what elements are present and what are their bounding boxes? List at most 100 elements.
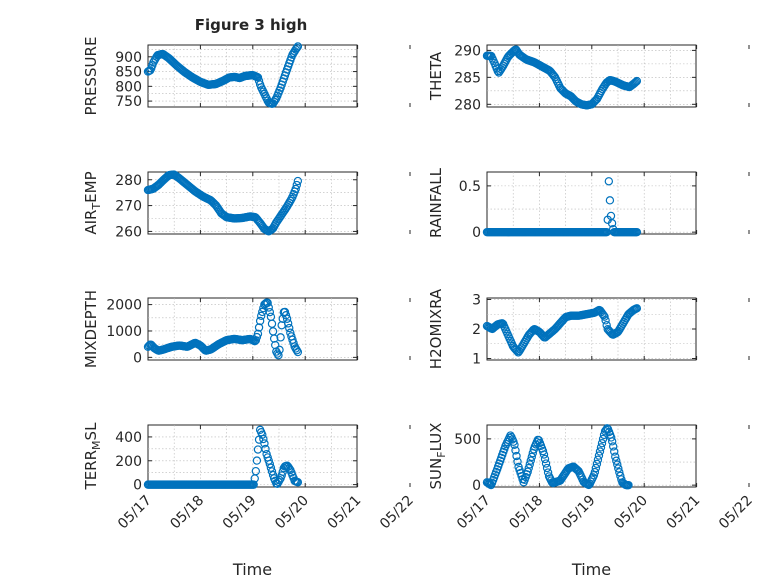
y-axis-label: RAINFALL (427, 167, 445, 238)
y-tick-label: 270 (115, 199, 142, 215)
y-axis-label-part: TERR (82, 450, 100, 491)
data-point (512, 451, 521, 461)
data-point (289, 338, 298, 348)
data-point (604, 177, 614, 186)
subplot-h2omixra: 1 2 3 H2OMIXRA (427, 288, 750, 369)
data-point (274, 351, 283, 360)
y-tick-label: 750 (115, 94, 142, 110)
data-point (252, 456, 262, 465)
x-tick-label: 05/19 (220, 493, 260, 533)
data-series (482, 45, 642, 110)
x-tick-label: 05/21 (325, 493, 365, 533)
data-point (259, 434, 268, 444)
data-point (250, 336, 259, 346)
data-point (293, 176, 303, 186)
data-series (482, 304, 642, 357)
data-series (482, 177, 642, 237)
data-point (264, 303, 273, 312)
data-point (540, 454, 550, 464)
x-tick-label: 05/19 (559, 493, 599, 533)
data-point (605, 196, 615, 205)
y-tick-label: 290 (454, 43, 481, 59)
y-axis-label-subscript: T (90, 203, 103, 211)
x-tick-label: 05/21 (664, 493, 704, 533)
y-tick-label: 200 (115, 454, 142, 470)
data-point (598, 434, 608, 444)
data-point (594, 451, 604, 460)
data-point (538, 446, 548, 456)
data-point (260, 439, 269, 448)
data-point (293, 42, 303, 51)
data-point (597, 438, 607, 448)
y-axis-label: PRESSURE (82, 37, 100, 116)
data-point (593, 455, 603, 464)
y-tick-label: 2000 (106, 298, 142, 314)
y-tick-label: 0 (133, 350, 142, 366)
data-series (143, 42, 303, 108)
x-tick-label: 05/17 (454, 493, 494, 533)
data-point (249, 480, 258, 489)
data-point (291, 184, 300, 194)
y-tick-label: 1 (472, 352, 481, 368)
data-point (292, 43, 301, 53)
y-tick-label: 1000 (106, 324, 142, 340)
x-axis-label: Time (571, 560, 611, 579)
figure-title: Figure 3 high (195, 16, 308, 34)
data-point (612, 456, 621, 465)
y-tick-label: 500 (454, 432, 481, 448)
y-tick-label: 3 (472, 292, 481, 308)
data-point (632, 304, 642, 313)
data-point (611, 452, 620, 461)
data-point (285, 464, 294, 473)
axes-background (147, 424, 358, 488)
data-point (601, 316, 610, 325)
data-point (275, 345, 284, 355)
data-point (607, 219, 617, 228)
x-tick-label: 05/18 (167, 493, 207, 533)
subplot-theta: 280 285 290 THETA (427, 43, 750, 113)
y-axis-label: TERRMSL (82, 422, 103, 491)
data-point (293, 478, 303, 487)
data-point (513, 457, 522, 466)
data-point (265, 307, 275, 317)
data-point (257, 311, 266, 321)
subplot-rainfall: 0 0.5 RAINFALL (427, 167, 750, 241)
data-point (613, 460, 622, 469)
y-tick-label: 280 (454, 97, 481, 113)
data-point (261, 444, 270, 454)
data-point (632, 227, 642, 237)
y-tick-label: 260 (115, 224, 142, 240)
data-point (609, 442, 618, 451)
data-point (542, 463, 552, 473)
data-point (293, 347, 303, 357)
data-point (276, 333, 285, 342)
y-axis-label-part: AIR (82, 210, 100, 235)
x-tick-label: 05/20 (272, 493, 312, 533)
x-axis-label: Time (232, 560, 272, 579)
y-axis-label-subscript: M (90, 440, 103, 450)
y-tick-label: 0 (133, 478, 142, 494)
y-axis-label-part: SL (82, 422, 100, 441)
data-point (510, 440, 519, 449)
x-tick-label: 05/22 (716, 493, 756, 533)
data-point (602, 320, 611, 330)
y-tick-label: 285 (454, 70, 481, 86)
y-axis-label-subscript: F (435, 451, 448, 457)
y-axis-label: THETA (427, 51, 445, 101)
data-point (266, 463, 276, 472)
data-point (596, 443, 606, 452)
data-point (599, 310, 608, 320)
data-point (632, 76, 642, 86)
y-tick-label: 0.5 (459, 179, 481, 195)
data-point (275, 475, 284, 485)
x-tick-label: 05/22 (377, 493, 417, 533)
y-tick-label: 2 (472, 322, 481, 338)
data-point (607, 437, 617, 446)
x-tick-label: 05/20 (611, 493, 651, 533)
data-point (292, 346, 301, 355)
subplot-air-temp: 260 270 280 AIRTEMP (82, 170, 411, 240)
subplot-terr-msl: 0 200 400 05/17 05/18 05/19 05/20 05/21 05/22 TER… (82, 422, 417, 579)
y-axis-label: H2OMIXRA (427, 288, 445, 369)
data-point (281, 311, 291, 320)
------------------------------------
▶ **Work to do**: Transcribe the records above line by line with no changes, omitting the pictures.

▶ **Answer in full**:
what elements are present and what are their bounding boxes? List at most 100 elements.
y-axis-label: RAINFALL (427, 167, 445, 238)
y-tick-label: 270 (115, 199, 142, 215)
y-axis-label-part: TERR (82, 450, 100, 491)
data-point (512, 451, 521, 461)
data-point (289, 338, 298, 348)
data-point (604, 177, 614, 186)
subplot-h2omixra: 1 2 3 H2OMIXRA (427, 288, 750, 369)
data-point (274, 351, 283, 360)
y-tick-label: 750 (115, 94, 142, 110)
data-point (252, 456, 262, 465)
x-tick-label: 05/19 (220, 493, 260, 533)
data-series (482, 45, 642, 110)
x-tick-label: 05/21 (325, 493, 365, 533)
data-point (259, 434, 268, 444)
data-point (250, 336, 259, 346)
data-point (293, 176, 303, 186)
data-series (482, 304, 642, 357)
data-series (482, 177, 642, 237)
data-point (264, 303, 273, 312)
data-point (540, 454, 550, 464)
x-tick-label: 05/19 (559, 493, 599, 533)
data-point (605, 196, 615, 205)
y-tick-label: 290 (454, 43, 481, 59)
y-axis-label-subscript: T (90, 203, 103, 211)
x-tick-label: 05/21 (664, 493, 704, 533)
y-tick-label: 200 (115, 454, 142, 470)
data-point (598, 434, 608, 444)
data-point (594, 451, 604, 460)
data-point (538, 446, 548, 456)
data-point (260, 439, 269, 448)
data-point (293, 42, 303, 51)
data-point (597, 438, 607, 448)
y-axis-label: PRESSURE (82, 37, 100, 116)
data-point (593, 455, 603, 464)
y-tick-label: 2000 (106, 298, 142, 314)
y-tick-label: 0 (133, 350, 142, 366)
data-series (143, 42, 303, 108)
x-tick-label: 05/17 (454, 493, 494, 533)
data-point (249, 480, 258, 489)
data-point (291, 184, 300, 194)
y-tick-label: 1 (472, 352, 481, 368)
data-point (292, 43, 301, 53)
y-tick-label: 1000 (106, 324, 142, 340)
x-axis-label: Time (571, 560, 611, 579)
figure-title: Figure 3 high (195, 16, 308, 34)
data-point (612, 456, 621, 465)
y-tick-label: 500 (454, 432, 481, 448)
y-tick-label: 3 (472, 292, 481, 308)
data-point (632, 304, 642, 313)
data-point (611, 452, 620, 461)
data-point (285, 464, 294, 473)
axes-background (147, 424, 358, 488)
data-point (601, 316, 610, 325)
data-point (275, 345, 284, 355)
data-point (607, 219, 617, 228)
x-tick-label: 05/18 (167, 493, 207, 533)
subplot-theta: 280 285 290 THETA (427, 43, 750, 113)
y-axis-label: TERRMSL (82, 422, 103, 491)
data-point (293, 478, 303, 487)
data-point (513, 457, 522, 466)
data-point (265, 307, 275, 317)
data-point (257, 311, 266, 321)
subplot-rainfall: 0 0.5 RAINFALL (427, 167, 750, 241)
data-point (613, 460, 622, 469)
y-tick-label: 280 (454, 97, 481, 113)
data-point (261, 444, 270, 454)
data-point (632, 227, 642, 237)
y-tick-label: 260 (115, 224, 142, 240)
data-point (609, 442, 618, 451)
data-point (542, 463, 552, 473)
data-point (293, 347, 303, 357)
data-point (276, 333, 285, 342)
y-axis-label-part: AIR (82, 210, 100, 235)
x-tick-label: 05/20 (272, 493, 312, 533)
x-axis-label: Time (232, 560, 272, 579)
y-axis-label-subscript: M (90, 440, 103, 450)
y-tick-label: 0 (133, 478, 142, 494)
y-axis-label-part: SL (82, 422, 100, 441)
data-point (510, 440, 519, 449)
x-tick-label: 05/22 (716, 493, 756, 533)
data-point (602, 320, 611, 330)
y-tick-label: 285 (454, 70, 481, 86)
y-axis-label-subscript: F (435, 451, 448, 457)
y-axis-label: THETA (427, 51, 445, 101)
data-point (266, 463, 276, 472)
data-point (596, 443, 606, 452)
data-point (599, 310, 608, 320)
data-point (632, 76, 642, 86)
y-tick-label: 0.5 (459, 179, 481, 195)
data-point (275, 475, 284, 485)
x-tick-label: 05/22 (377, 493, 417, 533)
y-tick-label: 2 (472, 322, 481, 338)
data-point (607, 437, 617, 446)
x-tick-label: 05/20 (611, 493, 651, 533)
data-point (292, 346, 301, 355)
subplot-air-temp: 260 270 280 AIRTEMP (82, 170, 411, 240)
subplot-terr-msl: 0 200 400 05/17 05/18 05/19 05/20 05/21 05/22 TER… (82, 422, 417, 579)
y-axis-label: H2OMIXRA (427, 288, 445, 369)
data-point (281, 311, 291, 320)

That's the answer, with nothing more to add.